■ EXERCISE DIRECTIONS ■
Select, from the data, each line where "Windows" occurs.

Dataset items:

>>>>

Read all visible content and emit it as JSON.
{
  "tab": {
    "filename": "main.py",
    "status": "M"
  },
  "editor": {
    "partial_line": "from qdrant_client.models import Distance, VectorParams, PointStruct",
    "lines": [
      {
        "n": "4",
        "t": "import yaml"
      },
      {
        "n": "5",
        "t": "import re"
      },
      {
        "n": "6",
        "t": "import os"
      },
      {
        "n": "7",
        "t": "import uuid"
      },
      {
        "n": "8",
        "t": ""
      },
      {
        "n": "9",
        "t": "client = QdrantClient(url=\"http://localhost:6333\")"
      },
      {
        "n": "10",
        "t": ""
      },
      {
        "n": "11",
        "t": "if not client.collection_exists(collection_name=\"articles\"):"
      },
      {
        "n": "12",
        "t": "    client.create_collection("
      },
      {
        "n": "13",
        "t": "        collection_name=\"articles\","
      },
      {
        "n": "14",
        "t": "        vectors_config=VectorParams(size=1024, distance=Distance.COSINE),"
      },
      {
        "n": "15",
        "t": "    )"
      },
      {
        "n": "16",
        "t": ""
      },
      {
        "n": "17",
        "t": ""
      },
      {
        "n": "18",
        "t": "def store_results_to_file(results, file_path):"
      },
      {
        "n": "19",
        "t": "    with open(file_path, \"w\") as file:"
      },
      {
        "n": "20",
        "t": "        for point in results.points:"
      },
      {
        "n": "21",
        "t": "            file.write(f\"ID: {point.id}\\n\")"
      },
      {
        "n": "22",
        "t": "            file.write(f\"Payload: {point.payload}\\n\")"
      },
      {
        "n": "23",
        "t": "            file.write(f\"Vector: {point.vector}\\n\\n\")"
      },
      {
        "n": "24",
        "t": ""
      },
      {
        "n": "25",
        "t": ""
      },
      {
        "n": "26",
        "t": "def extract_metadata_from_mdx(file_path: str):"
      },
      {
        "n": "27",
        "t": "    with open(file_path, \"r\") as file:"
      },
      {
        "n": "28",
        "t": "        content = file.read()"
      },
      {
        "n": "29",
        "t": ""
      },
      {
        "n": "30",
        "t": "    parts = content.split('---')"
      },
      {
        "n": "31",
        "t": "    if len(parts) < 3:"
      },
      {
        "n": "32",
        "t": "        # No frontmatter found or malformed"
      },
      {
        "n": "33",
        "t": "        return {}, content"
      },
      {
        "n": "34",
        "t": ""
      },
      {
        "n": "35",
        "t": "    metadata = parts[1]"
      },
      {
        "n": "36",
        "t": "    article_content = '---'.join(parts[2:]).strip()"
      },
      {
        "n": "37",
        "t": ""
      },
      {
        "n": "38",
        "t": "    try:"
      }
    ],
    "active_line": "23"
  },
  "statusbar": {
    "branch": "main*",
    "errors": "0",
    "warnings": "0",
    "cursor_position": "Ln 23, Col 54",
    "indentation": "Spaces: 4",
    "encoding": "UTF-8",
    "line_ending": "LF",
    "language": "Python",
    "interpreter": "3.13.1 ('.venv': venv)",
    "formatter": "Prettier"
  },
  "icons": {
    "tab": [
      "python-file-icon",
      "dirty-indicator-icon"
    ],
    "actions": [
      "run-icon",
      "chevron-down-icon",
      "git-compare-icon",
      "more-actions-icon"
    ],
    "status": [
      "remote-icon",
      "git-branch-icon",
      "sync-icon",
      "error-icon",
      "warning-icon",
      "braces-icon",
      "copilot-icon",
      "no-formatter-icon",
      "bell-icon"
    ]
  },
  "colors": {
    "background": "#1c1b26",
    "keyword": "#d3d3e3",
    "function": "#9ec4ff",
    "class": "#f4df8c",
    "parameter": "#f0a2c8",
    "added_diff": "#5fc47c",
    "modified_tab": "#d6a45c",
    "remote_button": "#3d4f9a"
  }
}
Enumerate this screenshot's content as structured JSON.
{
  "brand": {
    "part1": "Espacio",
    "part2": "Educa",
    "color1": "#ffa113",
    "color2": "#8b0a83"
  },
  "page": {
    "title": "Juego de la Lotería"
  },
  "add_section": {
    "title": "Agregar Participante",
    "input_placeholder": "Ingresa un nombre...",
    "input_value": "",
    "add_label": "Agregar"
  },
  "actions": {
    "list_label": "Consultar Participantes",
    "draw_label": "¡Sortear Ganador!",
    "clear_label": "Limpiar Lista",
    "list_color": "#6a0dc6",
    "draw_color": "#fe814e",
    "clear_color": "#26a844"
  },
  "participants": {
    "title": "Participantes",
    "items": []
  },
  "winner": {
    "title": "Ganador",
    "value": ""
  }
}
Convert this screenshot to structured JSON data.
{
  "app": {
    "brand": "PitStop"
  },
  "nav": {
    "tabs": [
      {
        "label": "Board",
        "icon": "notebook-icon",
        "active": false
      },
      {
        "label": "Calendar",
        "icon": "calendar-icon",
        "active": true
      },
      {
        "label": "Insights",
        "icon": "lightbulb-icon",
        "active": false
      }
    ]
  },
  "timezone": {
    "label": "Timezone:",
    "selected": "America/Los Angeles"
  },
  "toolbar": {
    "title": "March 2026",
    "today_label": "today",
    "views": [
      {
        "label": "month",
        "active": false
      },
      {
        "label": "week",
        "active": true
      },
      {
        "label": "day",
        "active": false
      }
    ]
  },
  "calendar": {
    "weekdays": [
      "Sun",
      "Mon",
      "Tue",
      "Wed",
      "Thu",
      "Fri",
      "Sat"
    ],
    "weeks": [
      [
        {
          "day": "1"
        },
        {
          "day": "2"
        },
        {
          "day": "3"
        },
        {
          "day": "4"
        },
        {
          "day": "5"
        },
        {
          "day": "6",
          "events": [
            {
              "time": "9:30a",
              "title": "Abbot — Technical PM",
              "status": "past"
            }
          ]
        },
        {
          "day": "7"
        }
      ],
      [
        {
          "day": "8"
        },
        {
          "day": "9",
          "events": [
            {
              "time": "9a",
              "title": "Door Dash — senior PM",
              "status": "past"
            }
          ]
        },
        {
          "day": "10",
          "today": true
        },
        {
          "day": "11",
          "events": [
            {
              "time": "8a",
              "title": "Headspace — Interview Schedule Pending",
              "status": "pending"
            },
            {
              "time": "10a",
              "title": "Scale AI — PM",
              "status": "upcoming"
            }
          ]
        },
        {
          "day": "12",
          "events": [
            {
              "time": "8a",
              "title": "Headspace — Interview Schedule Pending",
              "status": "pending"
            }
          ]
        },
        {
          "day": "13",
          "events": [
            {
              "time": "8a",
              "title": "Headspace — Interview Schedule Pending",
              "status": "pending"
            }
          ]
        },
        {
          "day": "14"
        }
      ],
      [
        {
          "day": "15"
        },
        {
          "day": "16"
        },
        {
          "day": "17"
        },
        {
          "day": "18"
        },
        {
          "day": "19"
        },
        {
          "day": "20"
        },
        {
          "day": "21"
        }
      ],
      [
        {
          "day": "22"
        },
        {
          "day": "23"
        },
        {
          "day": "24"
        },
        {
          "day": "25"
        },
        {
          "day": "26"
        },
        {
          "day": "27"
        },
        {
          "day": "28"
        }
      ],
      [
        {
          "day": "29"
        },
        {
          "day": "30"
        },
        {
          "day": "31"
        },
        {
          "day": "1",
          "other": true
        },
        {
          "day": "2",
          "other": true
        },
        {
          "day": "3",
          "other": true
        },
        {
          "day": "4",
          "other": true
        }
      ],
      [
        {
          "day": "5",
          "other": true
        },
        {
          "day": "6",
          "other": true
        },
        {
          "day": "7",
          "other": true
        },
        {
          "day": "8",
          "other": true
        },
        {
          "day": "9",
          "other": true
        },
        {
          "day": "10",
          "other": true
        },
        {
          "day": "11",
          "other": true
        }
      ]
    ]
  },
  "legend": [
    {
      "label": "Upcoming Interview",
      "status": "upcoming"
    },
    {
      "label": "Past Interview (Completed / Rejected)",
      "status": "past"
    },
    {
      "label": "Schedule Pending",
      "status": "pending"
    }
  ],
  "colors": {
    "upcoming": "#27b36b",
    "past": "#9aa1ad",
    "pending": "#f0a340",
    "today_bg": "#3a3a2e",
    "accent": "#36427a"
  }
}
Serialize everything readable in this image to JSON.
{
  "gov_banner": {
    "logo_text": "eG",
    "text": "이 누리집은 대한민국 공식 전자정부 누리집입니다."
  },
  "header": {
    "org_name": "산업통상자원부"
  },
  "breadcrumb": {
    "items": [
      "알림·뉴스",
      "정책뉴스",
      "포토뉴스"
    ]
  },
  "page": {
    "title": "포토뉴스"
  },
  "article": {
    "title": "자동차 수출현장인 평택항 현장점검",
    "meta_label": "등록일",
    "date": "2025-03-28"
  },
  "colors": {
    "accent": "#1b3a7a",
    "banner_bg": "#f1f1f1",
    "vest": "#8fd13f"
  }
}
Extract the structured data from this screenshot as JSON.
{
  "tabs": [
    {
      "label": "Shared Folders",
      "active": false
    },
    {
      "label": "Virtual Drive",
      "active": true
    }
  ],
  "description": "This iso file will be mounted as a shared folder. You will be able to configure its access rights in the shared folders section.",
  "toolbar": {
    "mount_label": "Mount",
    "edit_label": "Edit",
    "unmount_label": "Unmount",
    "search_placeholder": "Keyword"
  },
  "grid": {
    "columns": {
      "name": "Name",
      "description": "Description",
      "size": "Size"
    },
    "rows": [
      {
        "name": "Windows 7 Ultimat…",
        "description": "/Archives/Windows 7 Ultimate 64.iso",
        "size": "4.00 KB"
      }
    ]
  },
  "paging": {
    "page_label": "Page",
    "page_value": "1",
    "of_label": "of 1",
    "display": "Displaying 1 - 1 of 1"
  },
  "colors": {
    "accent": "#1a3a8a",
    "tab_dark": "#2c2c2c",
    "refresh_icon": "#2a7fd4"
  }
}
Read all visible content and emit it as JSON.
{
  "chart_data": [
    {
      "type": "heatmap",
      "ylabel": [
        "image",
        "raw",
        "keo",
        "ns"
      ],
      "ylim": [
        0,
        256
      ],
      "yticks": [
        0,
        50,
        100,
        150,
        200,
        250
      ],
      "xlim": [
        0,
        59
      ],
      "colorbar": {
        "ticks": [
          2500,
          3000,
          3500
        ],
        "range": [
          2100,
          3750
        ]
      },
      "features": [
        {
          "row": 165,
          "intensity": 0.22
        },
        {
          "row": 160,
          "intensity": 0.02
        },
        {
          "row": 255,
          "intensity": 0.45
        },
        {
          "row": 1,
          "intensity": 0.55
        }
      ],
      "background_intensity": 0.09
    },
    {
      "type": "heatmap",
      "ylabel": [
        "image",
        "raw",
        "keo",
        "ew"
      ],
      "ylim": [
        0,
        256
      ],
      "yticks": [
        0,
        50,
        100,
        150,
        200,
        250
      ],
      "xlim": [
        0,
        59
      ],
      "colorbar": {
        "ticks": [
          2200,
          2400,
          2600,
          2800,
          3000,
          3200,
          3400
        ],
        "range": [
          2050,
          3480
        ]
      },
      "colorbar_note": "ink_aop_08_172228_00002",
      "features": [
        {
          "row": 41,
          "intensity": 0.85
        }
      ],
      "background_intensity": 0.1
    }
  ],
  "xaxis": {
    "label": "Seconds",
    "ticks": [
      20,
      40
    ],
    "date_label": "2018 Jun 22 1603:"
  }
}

<<<<

■ RESULT OF THIS TASK ■
        "name": "Windows 7 Ultimat…",
        "description": "/Archives/Windows 7 Ultimate 64.iso",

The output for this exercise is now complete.